> _Verilen Alıntı_:
= = = =

21. yüzyıla girerken bilimin kendi hakkında bulduğu
en önemli "sonsal" -artık bir daha
yenilenmiyeceğine inanılan- tek bulgu "haddini
bilmek".
"Bilim bilmektir, bilim haddini bilmektir".
Bilim 20. yüzyılda "bulgularını" sadece onu red eden
başka bir bulgu ortaya çıkana kadar geçerli görürken
bizim aklı evvel "böy-yük" adamlarımız, onların
yerleştirdiği "eğitim" sistemimiz ve inkar ederek
mirasına konduğumuz geçmişimiz bizi hala "tek
doğrunun" varlığı konusunda zorluyor.
Bilimin verilerini hala 18. yüzyılda parlayan, 19.
yüzyılda ise hükmünü yitirmeye başlayan
"rasyonalizm" felsefesi seviyesinde kav-rıyanlar,
rasyonalizmin o dönem itibari ile "karanlık" bir
din bağnazlığı döneminden sonra zincirlerinden
kurtularak, ilk defa "akla sığınma" coşkunluğunu
yaşadığını ya bilmiyorlar, ya da bilmezden
geliyorlar. Rasyonalizmin zaman içinde, akılcı
felsefenin beşiği Fransa dahil, "her şeyi akıl
yürüterek bulma" iddialarından vaz geçtiği henüz
kulaklarına ulaşmayanlar ne gariptir ki
"ustalarının" haklı bir coşku ile 19. yüzyılda
attıkları naraların benzerini 1997 yılında
Türkiye'de attılar:
"Kahrolsun karanlık dünya isteyenler, yaşasın insan
aklının sonsuz yaratcılığı!"

= = = =

> _Yönerge 1_:
Aşağıdaki üç ifadenin alıntıyla uyuşup uyuşmadığını belirtin. Her biri için evet ya da hayır deyin ve kararı veren sözleri alıntıdan aynen aktarın.
(a) Rasyonalizm 18. yüzyılda parlamış, 19. yüzyılda ise hükmünü yitirmeye başlamıştır.
(b) Fransa, rasyonalizmin "her şeyi akıl yürüterek bulma" iddialarından vazgeçmediği bir ülkedir.
(c) Sözü edilen naralar 1997 yılında Türkiye'de atılmıştır.
> _Yönerge 2_:
Alıntının "21. yüzyıla girerken" ifadesinden başlayıp "yüzyılda parlayan, 19." ifadesi de dahil olmak üzere olan kısmını aynen yazın.
Bu veriler, alıntıdan ayrı ve bağımsız bir malzemedir.

> _Kayıtlı Satırlar_:
= = = =

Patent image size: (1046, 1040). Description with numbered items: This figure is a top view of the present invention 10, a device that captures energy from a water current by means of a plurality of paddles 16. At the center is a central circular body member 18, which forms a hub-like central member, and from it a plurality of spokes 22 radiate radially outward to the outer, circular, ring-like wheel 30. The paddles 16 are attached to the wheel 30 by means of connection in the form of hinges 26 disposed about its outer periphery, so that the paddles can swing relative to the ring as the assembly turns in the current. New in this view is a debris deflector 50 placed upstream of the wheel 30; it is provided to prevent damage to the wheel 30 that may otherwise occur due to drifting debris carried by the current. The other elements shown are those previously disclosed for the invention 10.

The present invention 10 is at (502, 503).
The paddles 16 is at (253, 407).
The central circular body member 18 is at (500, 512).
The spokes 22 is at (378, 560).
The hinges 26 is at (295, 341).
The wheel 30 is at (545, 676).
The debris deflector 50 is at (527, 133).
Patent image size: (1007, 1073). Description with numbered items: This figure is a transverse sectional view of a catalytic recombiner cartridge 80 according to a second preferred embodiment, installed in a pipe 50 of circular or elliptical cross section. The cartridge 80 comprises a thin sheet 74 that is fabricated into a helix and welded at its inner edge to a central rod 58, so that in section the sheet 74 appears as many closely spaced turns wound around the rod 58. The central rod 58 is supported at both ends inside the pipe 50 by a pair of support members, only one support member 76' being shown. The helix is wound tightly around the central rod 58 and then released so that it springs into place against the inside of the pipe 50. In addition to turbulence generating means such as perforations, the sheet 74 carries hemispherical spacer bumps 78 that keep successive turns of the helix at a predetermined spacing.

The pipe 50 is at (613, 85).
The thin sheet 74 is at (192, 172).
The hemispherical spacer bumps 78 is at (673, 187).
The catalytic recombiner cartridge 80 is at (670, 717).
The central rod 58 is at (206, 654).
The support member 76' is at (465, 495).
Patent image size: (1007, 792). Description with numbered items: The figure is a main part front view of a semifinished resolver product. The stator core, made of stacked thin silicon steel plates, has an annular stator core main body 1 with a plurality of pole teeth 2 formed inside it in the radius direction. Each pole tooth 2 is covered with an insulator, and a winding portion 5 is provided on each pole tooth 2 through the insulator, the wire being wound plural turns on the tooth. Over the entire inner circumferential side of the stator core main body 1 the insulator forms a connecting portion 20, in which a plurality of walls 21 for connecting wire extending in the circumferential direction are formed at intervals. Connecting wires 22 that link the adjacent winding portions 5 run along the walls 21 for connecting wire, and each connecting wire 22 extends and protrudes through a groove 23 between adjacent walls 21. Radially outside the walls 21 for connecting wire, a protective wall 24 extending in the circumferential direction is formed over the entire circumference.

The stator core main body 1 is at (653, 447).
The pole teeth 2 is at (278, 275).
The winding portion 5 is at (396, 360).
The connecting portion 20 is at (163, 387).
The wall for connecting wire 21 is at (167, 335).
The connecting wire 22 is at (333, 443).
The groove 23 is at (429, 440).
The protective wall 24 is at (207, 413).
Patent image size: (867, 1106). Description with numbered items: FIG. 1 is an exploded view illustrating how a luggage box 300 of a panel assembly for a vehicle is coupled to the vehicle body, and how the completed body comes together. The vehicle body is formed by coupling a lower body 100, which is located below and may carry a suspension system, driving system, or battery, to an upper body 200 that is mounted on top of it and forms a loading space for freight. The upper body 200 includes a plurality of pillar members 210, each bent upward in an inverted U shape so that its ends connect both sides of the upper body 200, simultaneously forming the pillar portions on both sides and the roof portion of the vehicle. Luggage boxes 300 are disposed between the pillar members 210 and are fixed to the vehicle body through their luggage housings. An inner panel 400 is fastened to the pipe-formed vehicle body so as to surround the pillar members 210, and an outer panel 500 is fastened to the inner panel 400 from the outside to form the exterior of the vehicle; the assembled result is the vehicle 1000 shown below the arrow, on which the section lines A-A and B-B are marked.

= = = =

> _Sonuç 1_:
(a) Evet: "18. yüzyılda parlayan, 19. yüzyılda ise hükmünü yitirmeye başlayan"
(b) Hayır: "akılcı felsefenin beşiği Fransa dahil"
(c) Evet: "1997 yılında Türkiye'de attılar"

> _Sonuç 2_:
21. yüzyıla girerken bilimin kendi hakkında bulduğu
en önemli "sonsal" -artık bir daha
yenilenmiyeceğine inanılan- tek bulgu "haddini
bilmek".
"Bilim bilmektir, bilim haddini bilmektir".
Bilim 20. yüzyılda "bulgularını" sadece onu red eden
başka bir bulgu ortaya çıkana kadar geçerli görürken
bizim aklı evvel "böy-yük" adamlarımız, onların
yerleştirdiği "eğitim" sistemimiz ve inkar ederek
mirasına konduğumuz geçmişimiz bizi hala "tek
doğrunun" varlığı konusunda zorluyor.
Bilimin verilerini hala 18. yüzyılda parlayan, 19.